* PARTS OF THE EXERCISE:
**1)** Rewrite the passage on the album At the Speed of Life from "Xzibit chronology" to "and Ron Hightower.", replacing "debut studio album" with "first studio album".
**2)** Continue the passage on the album At the Speed of Life from its last sentence.

═════ EXCERPT TO READ

Studio album by Xzibit
- Released: October 15, 1996
- Recorded: 1995–1996
- Studio: Tha Concentration Camp (Los Angeles, CA); Ameraycan (North Hollywood, CA); The Compound (Los Angeles, CA);
- Genre: Hardcore hip hop
- Length: 49:14
- Label: Loud; RCA;
- Producer: Xzibit (exec.); E-Swift (also exec.); Craig Sherrad; Diamond D; DJ Muggs; DJ Pen One; Saafir; Thayod Ausar;

Xzibit chronology
|  | At the Speed of Life (1996) | 40 Dayz & 40 Nightz (1998) |

Singles from At the Speed of Life
- "Paparazzi" Released: May 27, 1996; "The Foundation" Released: October 19, 1996;

= At the Speed of Life =

At the Speed of Life is the debut studio album by American rapper Xzibit. It was released on October 15, 1996, through Loud/RCA Records. The recording sessions took place at Tha Concentration Camp and The Compound in Los Angeles and Ameraycan Studios in North Hollywood. The album was produced by Craig Sherrad, E-Swift, Thayod Ausar, Diamond D, DJ Muggs, DJ Pen One, and Saafir. It features guest appearances from Hurricane G, J-Ro, King T, Ras Kass, Saafir, Tash and Ron Hightower.

══════════
═════ DATASET CONTENT

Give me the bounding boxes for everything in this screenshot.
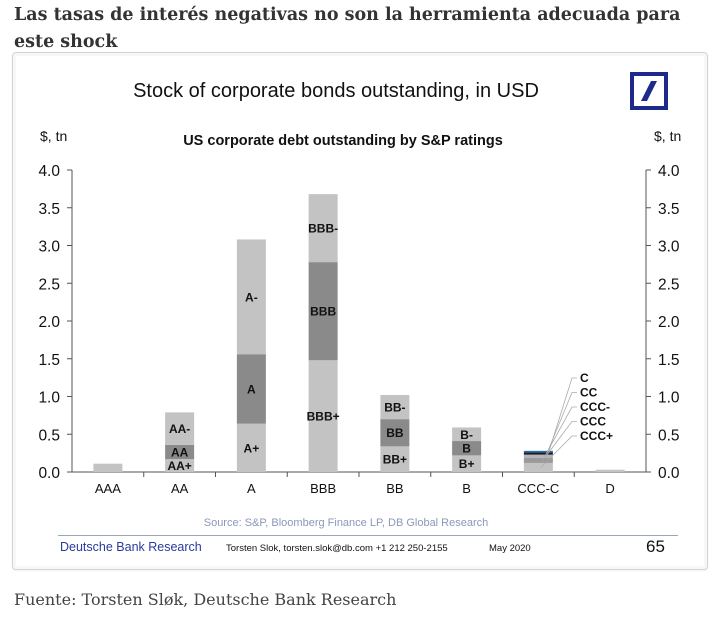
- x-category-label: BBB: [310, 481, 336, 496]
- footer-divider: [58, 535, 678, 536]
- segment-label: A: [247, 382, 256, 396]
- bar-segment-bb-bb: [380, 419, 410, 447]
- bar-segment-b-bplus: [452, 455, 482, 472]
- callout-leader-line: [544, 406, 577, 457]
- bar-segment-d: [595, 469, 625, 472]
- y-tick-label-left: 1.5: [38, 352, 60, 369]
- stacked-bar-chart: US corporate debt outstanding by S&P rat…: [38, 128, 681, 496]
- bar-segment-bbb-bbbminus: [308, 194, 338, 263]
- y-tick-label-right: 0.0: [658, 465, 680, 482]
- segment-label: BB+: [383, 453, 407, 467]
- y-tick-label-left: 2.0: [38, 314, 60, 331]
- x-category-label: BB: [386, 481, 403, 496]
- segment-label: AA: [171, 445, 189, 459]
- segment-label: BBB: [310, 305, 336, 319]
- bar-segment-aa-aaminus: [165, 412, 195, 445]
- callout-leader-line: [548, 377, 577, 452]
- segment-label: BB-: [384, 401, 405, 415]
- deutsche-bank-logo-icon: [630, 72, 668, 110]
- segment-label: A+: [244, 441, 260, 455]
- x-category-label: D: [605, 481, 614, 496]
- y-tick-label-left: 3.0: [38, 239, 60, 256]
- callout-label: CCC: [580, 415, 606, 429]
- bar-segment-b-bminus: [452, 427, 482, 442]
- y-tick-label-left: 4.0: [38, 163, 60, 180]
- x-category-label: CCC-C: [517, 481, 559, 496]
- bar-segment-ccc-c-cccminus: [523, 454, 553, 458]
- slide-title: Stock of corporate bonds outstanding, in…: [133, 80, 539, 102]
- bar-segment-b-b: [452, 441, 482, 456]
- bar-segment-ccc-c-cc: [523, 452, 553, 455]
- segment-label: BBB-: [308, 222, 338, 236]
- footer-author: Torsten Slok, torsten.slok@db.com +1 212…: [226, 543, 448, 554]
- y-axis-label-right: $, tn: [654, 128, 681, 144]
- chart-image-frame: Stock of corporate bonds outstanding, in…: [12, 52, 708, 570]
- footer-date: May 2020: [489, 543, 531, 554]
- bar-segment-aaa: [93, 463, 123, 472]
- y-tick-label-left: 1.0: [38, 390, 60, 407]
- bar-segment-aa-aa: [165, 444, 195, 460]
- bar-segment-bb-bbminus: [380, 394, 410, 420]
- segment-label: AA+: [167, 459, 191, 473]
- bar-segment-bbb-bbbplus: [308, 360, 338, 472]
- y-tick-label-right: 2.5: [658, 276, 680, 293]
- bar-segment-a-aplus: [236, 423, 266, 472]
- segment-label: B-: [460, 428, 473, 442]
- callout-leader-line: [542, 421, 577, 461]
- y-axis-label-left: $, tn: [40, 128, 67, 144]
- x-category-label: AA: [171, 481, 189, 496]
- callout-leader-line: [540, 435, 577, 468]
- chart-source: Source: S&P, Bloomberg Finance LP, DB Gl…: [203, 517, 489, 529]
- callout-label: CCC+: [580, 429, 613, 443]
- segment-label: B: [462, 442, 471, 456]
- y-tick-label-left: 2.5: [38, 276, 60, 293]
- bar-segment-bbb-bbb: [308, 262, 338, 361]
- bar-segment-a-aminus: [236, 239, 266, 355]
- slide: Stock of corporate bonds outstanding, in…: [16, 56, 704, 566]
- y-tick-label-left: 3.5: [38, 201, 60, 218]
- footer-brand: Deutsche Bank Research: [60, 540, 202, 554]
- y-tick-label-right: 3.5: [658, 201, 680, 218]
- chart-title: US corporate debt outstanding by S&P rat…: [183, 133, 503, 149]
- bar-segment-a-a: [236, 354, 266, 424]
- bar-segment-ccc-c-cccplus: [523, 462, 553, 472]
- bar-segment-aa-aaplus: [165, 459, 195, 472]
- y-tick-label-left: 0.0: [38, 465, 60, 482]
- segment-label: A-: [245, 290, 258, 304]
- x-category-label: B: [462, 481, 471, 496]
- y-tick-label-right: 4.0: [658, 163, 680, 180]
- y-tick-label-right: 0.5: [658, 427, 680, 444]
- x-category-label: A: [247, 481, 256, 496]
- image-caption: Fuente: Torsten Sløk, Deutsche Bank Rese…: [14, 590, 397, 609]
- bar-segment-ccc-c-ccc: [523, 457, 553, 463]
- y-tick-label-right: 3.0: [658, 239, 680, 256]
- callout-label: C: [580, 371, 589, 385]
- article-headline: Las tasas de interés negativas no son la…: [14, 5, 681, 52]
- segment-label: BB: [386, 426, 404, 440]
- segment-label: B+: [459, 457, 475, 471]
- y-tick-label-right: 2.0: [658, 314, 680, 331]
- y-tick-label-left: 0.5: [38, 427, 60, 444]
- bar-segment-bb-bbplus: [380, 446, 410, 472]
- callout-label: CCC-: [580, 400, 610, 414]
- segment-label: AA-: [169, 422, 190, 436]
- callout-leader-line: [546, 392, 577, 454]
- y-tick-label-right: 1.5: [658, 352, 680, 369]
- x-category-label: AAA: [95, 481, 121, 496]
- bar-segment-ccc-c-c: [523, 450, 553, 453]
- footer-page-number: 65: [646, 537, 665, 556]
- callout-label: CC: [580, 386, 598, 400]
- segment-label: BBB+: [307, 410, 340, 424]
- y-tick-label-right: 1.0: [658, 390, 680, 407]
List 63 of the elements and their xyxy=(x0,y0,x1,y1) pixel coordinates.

══════════
═════ DATASET CONTENT

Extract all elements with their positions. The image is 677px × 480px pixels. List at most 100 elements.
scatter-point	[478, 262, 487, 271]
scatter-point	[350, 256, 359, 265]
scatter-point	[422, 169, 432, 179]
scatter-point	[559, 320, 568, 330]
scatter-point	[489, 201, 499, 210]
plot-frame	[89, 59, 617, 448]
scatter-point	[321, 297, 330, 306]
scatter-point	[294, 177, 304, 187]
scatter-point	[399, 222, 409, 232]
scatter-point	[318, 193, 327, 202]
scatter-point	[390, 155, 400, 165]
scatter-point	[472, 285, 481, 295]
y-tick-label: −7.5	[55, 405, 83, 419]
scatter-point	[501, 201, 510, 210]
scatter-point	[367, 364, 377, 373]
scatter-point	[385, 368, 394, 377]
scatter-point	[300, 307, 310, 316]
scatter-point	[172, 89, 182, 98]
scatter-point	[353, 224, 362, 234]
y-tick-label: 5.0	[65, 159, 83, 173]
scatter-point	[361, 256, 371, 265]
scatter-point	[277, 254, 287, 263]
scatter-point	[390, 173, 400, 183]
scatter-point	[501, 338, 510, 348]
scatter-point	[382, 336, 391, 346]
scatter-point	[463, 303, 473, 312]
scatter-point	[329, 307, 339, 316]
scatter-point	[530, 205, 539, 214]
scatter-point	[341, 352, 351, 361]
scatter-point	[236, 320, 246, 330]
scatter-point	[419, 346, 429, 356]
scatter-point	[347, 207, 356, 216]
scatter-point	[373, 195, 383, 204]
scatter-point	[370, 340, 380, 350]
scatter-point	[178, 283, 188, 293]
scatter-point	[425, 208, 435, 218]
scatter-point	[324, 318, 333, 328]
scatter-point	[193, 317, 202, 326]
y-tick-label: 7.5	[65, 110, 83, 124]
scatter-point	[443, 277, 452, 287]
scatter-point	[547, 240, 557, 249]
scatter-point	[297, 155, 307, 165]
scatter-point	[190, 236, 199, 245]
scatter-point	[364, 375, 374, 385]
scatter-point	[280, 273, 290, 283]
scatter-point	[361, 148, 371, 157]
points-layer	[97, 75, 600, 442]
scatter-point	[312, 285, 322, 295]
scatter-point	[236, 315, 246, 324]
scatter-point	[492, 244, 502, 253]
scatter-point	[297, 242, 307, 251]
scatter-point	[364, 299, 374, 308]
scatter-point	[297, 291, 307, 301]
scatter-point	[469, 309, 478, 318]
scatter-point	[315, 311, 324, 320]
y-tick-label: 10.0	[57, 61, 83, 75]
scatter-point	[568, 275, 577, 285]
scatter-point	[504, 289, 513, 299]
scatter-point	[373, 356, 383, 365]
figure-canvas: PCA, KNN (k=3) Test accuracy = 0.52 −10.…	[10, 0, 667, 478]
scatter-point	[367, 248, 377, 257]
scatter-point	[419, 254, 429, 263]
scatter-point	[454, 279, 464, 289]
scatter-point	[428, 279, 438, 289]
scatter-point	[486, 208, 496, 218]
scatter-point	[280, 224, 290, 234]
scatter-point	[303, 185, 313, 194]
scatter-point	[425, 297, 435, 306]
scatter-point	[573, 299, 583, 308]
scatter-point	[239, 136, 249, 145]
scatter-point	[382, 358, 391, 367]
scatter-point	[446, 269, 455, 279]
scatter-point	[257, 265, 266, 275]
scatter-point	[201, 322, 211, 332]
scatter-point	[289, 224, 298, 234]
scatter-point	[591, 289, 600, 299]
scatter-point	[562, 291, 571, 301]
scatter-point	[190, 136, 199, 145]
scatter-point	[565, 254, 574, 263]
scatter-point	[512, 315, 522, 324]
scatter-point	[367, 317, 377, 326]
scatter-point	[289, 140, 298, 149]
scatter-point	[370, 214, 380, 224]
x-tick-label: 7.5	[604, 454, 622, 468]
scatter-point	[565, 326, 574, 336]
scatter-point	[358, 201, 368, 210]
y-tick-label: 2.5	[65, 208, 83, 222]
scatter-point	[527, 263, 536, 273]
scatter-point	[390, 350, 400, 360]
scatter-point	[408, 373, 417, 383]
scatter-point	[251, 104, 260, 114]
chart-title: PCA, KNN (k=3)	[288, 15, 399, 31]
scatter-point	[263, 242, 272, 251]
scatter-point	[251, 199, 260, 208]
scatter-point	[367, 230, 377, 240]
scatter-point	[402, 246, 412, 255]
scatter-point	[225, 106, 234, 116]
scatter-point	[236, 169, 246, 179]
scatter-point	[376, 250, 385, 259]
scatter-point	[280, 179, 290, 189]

══════════

* EXPECTED RESULTS:
**1)**
Xzibit chronology
|  | At the Speed of Life (1996) | 40 Dayz & 40 Nightz (1998) |

Singles from At the Speed of Life
- "Paparazzi" Released: May 27, 1996; "The Foundation" Released: October 19, 1996;

= At the Speed of Life =

At the Speed of Life is the first studio album by American rapper Xzibit. It was released on October 15, 1996, through Loud/RCA Records. The recording sessions took place at Tha Concentration Camp and The Compound in Los Angeles and Ameraycan Studios in North Hollywood. The album was produced by Craig Sherrad, E-Swift, Thayod Ausar, Diamond D, DJ Muggs, DJ Pen One, and Saafir. It features guest appearances from Hurricane G, J-Ro, King T, Ras Kass, Saafir, Tash and Ron Hightower.

**2)**
In the United States, the album made it to number 74 on the Billboard 200 and number 22 on the Top R&B/Hip-Hop Albums charts. It also peaked at number 19 in the Netherlands, number 35 in Switzerland, number 36 in Finland, number 57 in Sweden and number 74 in Germany.

Its lead single, "Paparazzi", peaked at No. 83 on the Billboard Hot 100, No. 39 on the Hot Dance Music/Maxi-Singles Sales, No. 61 on the Hot R&B/Hip-Hop Songs and No. 9 on the Hot Rap Songs in the United States. It found more success in Europe, reaching Top 20 in the Netherlands, Switzerland, Sweden, Germany, Finland and Austria, and received Gold certification by the Bundesverband Musikindustrie. The instrumental version of "Paparazzi" can be heard in the end of "Pax Soprana", the sixth episode of the first season of the crime drama television series The Sopranos. The song was used for the soundtrack to the 2001 video game Tony Hawk's Pro Skater 3.

The song "Eyes May Shine" was released as a promotional single on October 15, 1996, with its remix version featuring Mobb Deep.

The album's second single, "The Foundation", was less successful, only peaking at No. 1 on the Bubbling Under Hot 100, No. 29 on the Hot Dance Music/Maxi-Singles Sales, No. 58 on the Hot R&B/Hip-Hop Songs and No. 16 on the Hot Rap Songs in the United States.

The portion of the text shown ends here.